------ DATASET ENTRIES

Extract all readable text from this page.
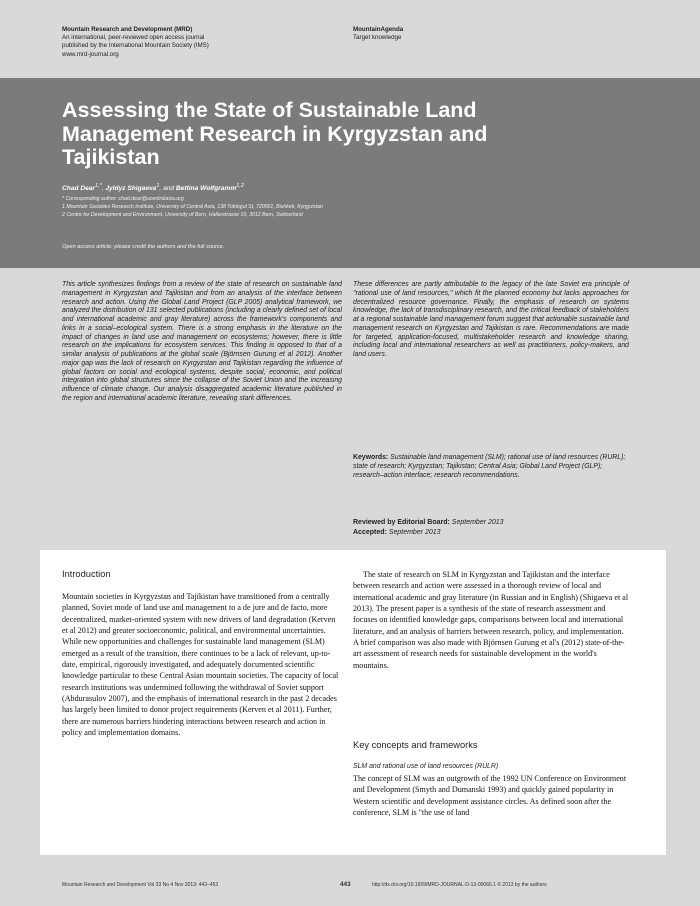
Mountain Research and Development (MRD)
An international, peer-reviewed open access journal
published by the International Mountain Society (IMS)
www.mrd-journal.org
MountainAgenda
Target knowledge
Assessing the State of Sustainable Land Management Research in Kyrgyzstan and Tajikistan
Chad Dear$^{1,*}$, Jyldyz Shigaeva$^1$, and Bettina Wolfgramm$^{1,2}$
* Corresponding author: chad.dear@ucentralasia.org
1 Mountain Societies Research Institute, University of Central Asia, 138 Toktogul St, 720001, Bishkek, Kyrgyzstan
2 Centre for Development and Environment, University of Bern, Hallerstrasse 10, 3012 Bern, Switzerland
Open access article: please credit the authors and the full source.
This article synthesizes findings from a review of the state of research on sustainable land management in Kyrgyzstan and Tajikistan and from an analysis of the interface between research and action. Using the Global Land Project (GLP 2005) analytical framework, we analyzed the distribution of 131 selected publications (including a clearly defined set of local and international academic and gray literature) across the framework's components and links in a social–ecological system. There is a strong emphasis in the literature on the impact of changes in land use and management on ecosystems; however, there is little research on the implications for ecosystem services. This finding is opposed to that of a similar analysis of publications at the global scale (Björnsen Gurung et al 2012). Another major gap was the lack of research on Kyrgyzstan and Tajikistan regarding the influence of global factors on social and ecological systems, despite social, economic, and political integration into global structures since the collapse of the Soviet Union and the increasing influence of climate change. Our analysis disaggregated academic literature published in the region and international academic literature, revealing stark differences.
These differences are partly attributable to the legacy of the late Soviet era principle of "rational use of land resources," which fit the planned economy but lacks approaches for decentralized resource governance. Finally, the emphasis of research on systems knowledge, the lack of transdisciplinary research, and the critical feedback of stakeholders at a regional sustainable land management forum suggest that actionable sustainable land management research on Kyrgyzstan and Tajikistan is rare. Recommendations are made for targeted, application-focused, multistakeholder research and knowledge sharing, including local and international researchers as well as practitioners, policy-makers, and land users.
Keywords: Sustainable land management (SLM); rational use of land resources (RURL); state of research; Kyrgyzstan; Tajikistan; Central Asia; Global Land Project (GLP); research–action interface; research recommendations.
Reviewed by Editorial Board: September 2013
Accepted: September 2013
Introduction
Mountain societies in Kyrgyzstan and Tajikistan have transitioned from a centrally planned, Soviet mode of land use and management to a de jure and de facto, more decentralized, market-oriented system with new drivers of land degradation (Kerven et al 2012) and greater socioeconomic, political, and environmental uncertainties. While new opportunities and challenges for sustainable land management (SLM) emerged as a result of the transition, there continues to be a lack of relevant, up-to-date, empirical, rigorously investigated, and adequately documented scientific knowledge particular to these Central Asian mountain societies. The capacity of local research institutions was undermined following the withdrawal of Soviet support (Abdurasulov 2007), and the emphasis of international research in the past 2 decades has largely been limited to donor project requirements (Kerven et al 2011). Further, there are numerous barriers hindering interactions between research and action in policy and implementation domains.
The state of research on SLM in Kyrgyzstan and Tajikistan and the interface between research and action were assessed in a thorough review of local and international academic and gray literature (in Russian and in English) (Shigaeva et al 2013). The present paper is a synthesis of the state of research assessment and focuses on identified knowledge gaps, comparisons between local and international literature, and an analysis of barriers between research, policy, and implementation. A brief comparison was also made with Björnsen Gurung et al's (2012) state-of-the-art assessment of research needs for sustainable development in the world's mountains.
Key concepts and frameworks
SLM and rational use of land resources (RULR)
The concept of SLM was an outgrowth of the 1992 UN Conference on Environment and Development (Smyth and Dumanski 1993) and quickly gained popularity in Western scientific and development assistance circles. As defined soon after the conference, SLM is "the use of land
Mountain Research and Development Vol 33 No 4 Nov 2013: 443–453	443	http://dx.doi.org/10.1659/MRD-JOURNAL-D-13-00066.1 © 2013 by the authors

------------

(TASK REQUIREMENTS): From the listing above, copy every line that includes the word "September".

(ANSWER FOR THIS EXERCISE):
Reviewed by Editorial Board: September 2013
Accepted: September 2013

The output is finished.